>> BEGIN Source data

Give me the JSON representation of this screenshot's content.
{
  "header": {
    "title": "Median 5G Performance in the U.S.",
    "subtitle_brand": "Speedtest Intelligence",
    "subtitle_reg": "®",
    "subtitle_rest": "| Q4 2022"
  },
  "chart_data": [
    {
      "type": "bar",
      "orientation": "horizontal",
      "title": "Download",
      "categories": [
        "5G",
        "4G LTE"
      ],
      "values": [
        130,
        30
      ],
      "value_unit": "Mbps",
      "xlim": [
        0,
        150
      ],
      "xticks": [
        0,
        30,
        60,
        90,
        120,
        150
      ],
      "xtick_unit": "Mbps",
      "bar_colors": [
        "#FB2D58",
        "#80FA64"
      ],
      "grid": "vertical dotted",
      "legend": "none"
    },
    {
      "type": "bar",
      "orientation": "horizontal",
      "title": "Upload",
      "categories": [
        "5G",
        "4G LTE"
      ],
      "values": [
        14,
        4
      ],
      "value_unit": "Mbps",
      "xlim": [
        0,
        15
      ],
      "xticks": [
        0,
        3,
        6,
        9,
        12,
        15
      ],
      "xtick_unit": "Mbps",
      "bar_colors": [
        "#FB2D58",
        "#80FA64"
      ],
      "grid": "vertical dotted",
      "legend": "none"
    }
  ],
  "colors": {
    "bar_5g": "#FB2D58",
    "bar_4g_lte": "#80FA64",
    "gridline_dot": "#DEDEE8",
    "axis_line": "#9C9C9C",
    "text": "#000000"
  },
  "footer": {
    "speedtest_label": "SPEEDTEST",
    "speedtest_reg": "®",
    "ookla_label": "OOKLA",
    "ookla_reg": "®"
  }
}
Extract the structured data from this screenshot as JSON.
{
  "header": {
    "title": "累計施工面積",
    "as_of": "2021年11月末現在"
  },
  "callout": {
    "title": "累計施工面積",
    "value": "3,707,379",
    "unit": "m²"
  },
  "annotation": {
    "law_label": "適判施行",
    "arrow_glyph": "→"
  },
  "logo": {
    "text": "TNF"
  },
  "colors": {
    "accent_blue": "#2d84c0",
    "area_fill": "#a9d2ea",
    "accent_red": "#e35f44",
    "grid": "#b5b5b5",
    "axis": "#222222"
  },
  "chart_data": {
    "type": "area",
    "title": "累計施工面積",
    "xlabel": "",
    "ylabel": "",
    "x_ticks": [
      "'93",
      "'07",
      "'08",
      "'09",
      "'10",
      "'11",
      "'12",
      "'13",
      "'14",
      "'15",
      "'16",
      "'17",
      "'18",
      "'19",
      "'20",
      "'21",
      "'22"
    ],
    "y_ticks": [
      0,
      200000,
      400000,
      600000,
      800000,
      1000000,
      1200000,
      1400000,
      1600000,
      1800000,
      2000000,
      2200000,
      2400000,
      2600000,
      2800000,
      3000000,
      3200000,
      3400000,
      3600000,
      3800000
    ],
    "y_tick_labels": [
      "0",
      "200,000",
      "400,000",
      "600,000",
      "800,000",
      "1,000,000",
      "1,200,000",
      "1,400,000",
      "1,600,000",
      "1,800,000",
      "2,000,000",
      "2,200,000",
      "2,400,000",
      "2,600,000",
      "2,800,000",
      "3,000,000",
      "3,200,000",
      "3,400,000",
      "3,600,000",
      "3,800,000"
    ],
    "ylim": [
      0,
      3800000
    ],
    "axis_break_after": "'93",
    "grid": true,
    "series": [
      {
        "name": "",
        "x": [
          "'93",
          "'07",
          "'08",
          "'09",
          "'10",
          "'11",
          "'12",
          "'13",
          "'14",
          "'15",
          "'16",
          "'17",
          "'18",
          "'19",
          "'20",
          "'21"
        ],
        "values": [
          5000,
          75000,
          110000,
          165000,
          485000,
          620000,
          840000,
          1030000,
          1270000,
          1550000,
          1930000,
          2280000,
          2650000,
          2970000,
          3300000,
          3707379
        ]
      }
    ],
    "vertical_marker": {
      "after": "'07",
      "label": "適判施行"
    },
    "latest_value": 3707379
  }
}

>> END Source data

** Given problem **
Output the records exactly, including every line.

** Answer **
Give me the JSON representation of this screenshot's content.
{
  "header": {
    "title": "Median 5G Performance in the U.S.",
    "subtitle_brand": "Speedtest Intelligence",
    "subtitle_reg": "®",
    "subtitle_rest": "| Q4 2022"
  },
  "chart_data": [
    {
      "type": "bar",
      "orientation": "horizontal",
      "title": "Download",
      "categories": [
        "5G",
        "4G LTE"
      ],
      "values": [
        130,
        30
      ],
      "value_unit": "Mbps",
      "xlim": [
        0,
        150
      ],
      "xticks": [
        0,
        30,
        60,
        90,
        120,
        150
      ],
      "xtick_unit": "Mbps",
      "bar_colors": [
        "#FB2D58",
        "#80FA64"
      ],
      "grid": "vertical dotted",
      "legend": "none"
    },
    {
      "type": "bar",
      "orientation": "horizontal",
      "title": "Upload",
      "categories": [
        "5G",
        "4G LTE"
      ],
      "values": [
        14,
        4
      ],
      "value_unit": "Mbps",
      "xlim": [
        0,
        15
      ],
      "xticks": [
        0,
        3,
        6,
        9,
        12,
        15
      ],
      "xtick_unit": "Mbps",
      "bar_colors": [
        "#FB2D58",
        "#80FA64"
      ],
      "grid": "vertical dotted",
      "legend": "none"
    }
  ],
  "colors": {
    "bar_5g": "#FB2D58",
    "bar_4g_lte": "#80FA64",
    "gridline_dot": "#DEDEE8",
    "axis_line": "#9C9C9C",
    "text": "#000000"
  },
  "footer": {
    "speedtest_label": "SPEEDTEST",
    "speedtest_reg": "®",
    "ookla_label": "OOKLA",
    "ookla_reg": "®"
  }
}
Extract the structured data from this screenshot as JSON.
{
  "header": {
    "title": "累計施工面積",
    "as_of": "2021年11月末現在"
  },
  "callout": {
    "title": "累計施工面積",
    "value": "3,707,379",
    "unit": "m²"
  },
  "annotation": {
    "law_label": "適判施行",
    "arrow_glyph": "→"
  },
  "logo": {
    "text": "TNF"
  },
  "colors": {
    "accent_blue": "#2d84c0",
    "area_fill": "#a9d2ea",
    "accent_red": "#e35f44",
    "grid": "#b5b5b5",
    "axis": "#222222"
  },
  "chart_data": {
    "type": "area",
    "title": "累計施工面積",
    "xlabel": "",
    "ylabel": "",
    "x_ticks": [
      "'93",
      "'07",
      "'08",
      "'09",
      "'10",
      "'11",
      "'12",
      "'13",
      "'14",
      "'15",
      "'16",
      "'17",
      "'18",
      "'19",
      "'20",
      "'21",
      "'22"
    ],
    "y_ticks": [
      0,
      200000,
      400000,
      600000,
      800000,
      1000000,
      1200000,
      1400000,
      1600000,
      1800000,
      2000000,
      2200000,
      2400000,
      2600000,
      2800000,
      3000000,
      3200000,
      3400000,
      3600000,
      3800000
    ],
    "y_tick_labels": [
      "0",
      "200,000",
      "400,000",
      "600,000",
      "800,000",
      "1,000,000",
      "1,200,000",
      "1,400,000",
      "1,600,000",
      "1,800,000",
      "2,000,000",
      "2,200,000",
      "2,400,000",
      "2,600,000",
      "2,800,000",
      "3,000,000",
      "3,200,000",
      "3,400,000",
      "3,600,000",
      "3,800,000"
    ],
    "ylim": [
      0,
      3800000
    ],
    "axis_break_after": "'93",
    "grid": true,
    "series": [
      {
        "name": "",
        "x": [
          "'93",
          "'07",
          "'08",
          "'09",
          "'10",
          "'11",
          "'12",
          "'13",
          "'14",
          "'15",
          "'16",
          "'17",
          "'18",
          "'19",
          "'20",
          "'21"
        ],
        "values": [
          5000,
          75000,
          110000,
          165000,
          485000,
          620000,
          840000,
          1030000,
          1270000,
          1550000,
          1930000,
          2280000,
          2650000,
          2970000,
          3300000,
          3707379
        ]
      }
    ],
    "vertical_marker": {
      "after": "'07",
      "label": "適判施行"
    },
    "latest_value": 3707379
  }
}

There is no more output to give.